/---
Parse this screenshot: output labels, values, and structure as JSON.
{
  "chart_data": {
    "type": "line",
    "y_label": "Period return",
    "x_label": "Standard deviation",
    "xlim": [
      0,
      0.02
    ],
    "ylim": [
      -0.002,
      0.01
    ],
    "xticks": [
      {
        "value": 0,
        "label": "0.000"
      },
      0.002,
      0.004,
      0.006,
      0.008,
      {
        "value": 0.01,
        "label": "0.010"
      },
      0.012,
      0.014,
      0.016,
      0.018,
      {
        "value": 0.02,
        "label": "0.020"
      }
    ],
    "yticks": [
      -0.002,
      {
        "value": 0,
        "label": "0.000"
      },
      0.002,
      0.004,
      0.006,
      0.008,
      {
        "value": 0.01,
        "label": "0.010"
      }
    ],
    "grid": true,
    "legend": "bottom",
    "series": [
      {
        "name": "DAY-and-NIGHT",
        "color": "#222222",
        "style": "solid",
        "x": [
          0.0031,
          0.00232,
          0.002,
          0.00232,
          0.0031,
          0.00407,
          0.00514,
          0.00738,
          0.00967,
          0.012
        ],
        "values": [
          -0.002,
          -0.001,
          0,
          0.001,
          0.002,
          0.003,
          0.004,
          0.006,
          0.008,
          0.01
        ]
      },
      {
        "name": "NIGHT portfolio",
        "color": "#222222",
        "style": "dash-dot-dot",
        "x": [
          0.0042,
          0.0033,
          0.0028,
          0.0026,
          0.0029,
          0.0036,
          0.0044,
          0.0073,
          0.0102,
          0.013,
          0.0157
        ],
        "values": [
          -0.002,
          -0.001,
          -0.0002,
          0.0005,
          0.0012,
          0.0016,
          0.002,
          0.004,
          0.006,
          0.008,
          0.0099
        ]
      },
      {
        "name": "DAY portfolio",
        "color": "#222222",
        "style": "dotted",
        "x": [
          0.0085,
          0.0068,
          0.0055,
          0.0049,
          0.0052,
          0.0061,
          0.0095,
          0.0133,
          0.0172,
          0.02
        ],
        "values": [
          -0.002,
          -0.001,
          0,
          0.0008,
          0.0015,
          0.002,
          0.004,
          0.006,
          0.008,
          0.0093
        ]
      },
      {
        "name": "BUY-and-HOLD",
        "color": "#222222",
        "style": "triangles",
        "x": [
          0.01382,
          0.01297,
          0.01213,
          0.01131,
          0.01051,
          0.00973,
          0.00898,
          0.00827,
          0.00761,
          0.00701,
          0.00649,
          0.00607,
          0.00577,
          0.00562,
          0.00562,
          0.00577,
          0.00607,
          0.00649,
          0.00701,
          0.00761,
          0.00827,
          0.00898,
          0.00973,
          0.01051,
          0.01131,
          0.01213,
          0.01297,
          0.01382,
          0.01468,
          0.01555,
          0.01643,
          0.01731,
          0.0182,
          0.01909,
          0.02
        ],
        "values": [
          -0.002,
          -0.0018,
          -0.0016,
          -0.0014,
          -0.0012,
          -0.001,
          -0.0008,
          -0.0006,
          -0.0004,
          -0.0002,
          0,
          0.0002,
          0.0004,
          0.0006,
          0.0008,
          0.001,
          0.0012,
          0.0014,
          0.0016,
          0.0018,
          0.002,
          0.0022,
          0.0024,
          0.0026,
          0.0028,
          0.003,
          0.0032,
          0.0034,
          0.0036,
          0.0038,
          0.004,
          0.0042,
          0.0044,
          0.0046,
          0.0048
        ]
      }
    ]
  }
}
\---
THE EXERCISE | Retype each record exactly, leaving nothing out.

OUTPUT BELOW |
Parse this screenshot: output labels, values, and structure as JSON.
{
  "chart_data": {
    "type": "line",
    "y_label": "Period return",
    "x_label": "Standard deviation",
    "xlim": [
      0,
      0.02
    ],
    "ylim": [
      -0.002,
      0.01
    ],
    "xticks": [
      {
        "value": 0,
        "label": "0.000"
      },
      0.002,
      0.004,
      0.006,
      0.008,
      {
        "value": 0.01,
        "label": "0.010"
      },
      0.012,
      0.014,
      0.016,
      0.018,
      {
        "value": 0.02,
        "label": "0.020"
      }
    ],
    "yticks": [
      -0.002,
      {
        "value": 0,
        "label": "0.000"
      },
      0.002,
      0.004,
      0.006,
      0.008,
      {
        "value": 0.01,
        "label": "0.010"
      }
    ],
    "grid": true,
    "legend": "bottom",
    "series": [
      {
        "name": "DAY-and-NIGHT",
        "color": "#222222",
        "style": "solid",
        "x": [
          0.0031,
          0.00232,
          0.002,
          0.00232,
          0.0031,
          0.00407,
          0.00514,
          0.00738,
          0.00967,
          0.012
        ],
        "values": [
          -0.002,
          -0.001,
          0,
          0.001,
          0.002,
          0.003,
          0.004,
          0.006,
          0.008,
          0.01
        ]
      },
      {
        "name": "NIGHT portfolio",
        "color": "#222222",
        "style": "dash-dot-dot",
        "x": [
          0.0042,
          0.0033,
          0.0028,
          0.0026,
          0.0029,
          0.0036,
          0.0044,
          0.0073,
          0.0102,
          0.013,
          0.0157
        ],
        "values": [
          -0.002,
          -0.001,
          -0.0002,
          0.0005,
          0.0012,
          0.0016,
          0.002,
          0.004,
          0.006,
          0.008,
          0.0099
        ]
      },
      {
        "name": "DAY portfolio",
        "color": "#222222",
        "style": "dotted",
        "x": [
          0.0085,
          0.0068,
          0.0055,
          0.0049,
          0.0052,
          0.0061,
          0.0095,
          0.0133,
          0.0172,
          0.02
        ],
        "values": [
          -0.002,
          -0.001,
          0,
          0.0008,
          0.0015,
          0.002,
          0.004,
          0.006,
          0.008,
          0.0093
        ]
      },
      {
        "name": "BUY-and-HOLD",
        "color": "#222222",
        "style": "triangles",
        "x": [
          0.01382,
          0.01297,
          0.01213,
          0.01131,
          0.01051,
          0.00973,
          0.00898,
          0.00827,
          0.00761,
          0.00701,
          0.00649,
          0.00607,
          0.00577,
          0.00562,
          0.00562,
          0.00577,
          0.00607,
          0.00649,
          0.00701,
          0.00761,
          0.00827,
          0.00898,
          0.00973,
          0.01051,
          0.01131,
          0.01213,
          0.01297,
          0.01382,
          0.01468,
          0.01555,
          0.01643,
          0.01731,
          0.0182,
          0.01909,
          0.02
        ],
        "values": [
          -0.002,
          -0.0018,
          -0.0016,
          -0.0014,
          -0.0012,
          -0.001,
          -0.0008,
          -0.0006,
          -0.0004,
          -0.0002,
          0,
          0.0002,
          0.0004,
          0.0006,
          0.0008,
          0.001,
          0.0012,
          0.0014,
          0.0016,
          0.0018,
          0.002,
          0.0022,
          0.0024,
          0.0026,
          0.0028,
          0.003,
          0.0032,
          0.0034,
          0.0036,
          0.0038,
          0.004,
          0.0042,
          0.0044,
          0.0046,
          0.0048
        ]
      }
    ]
  }
}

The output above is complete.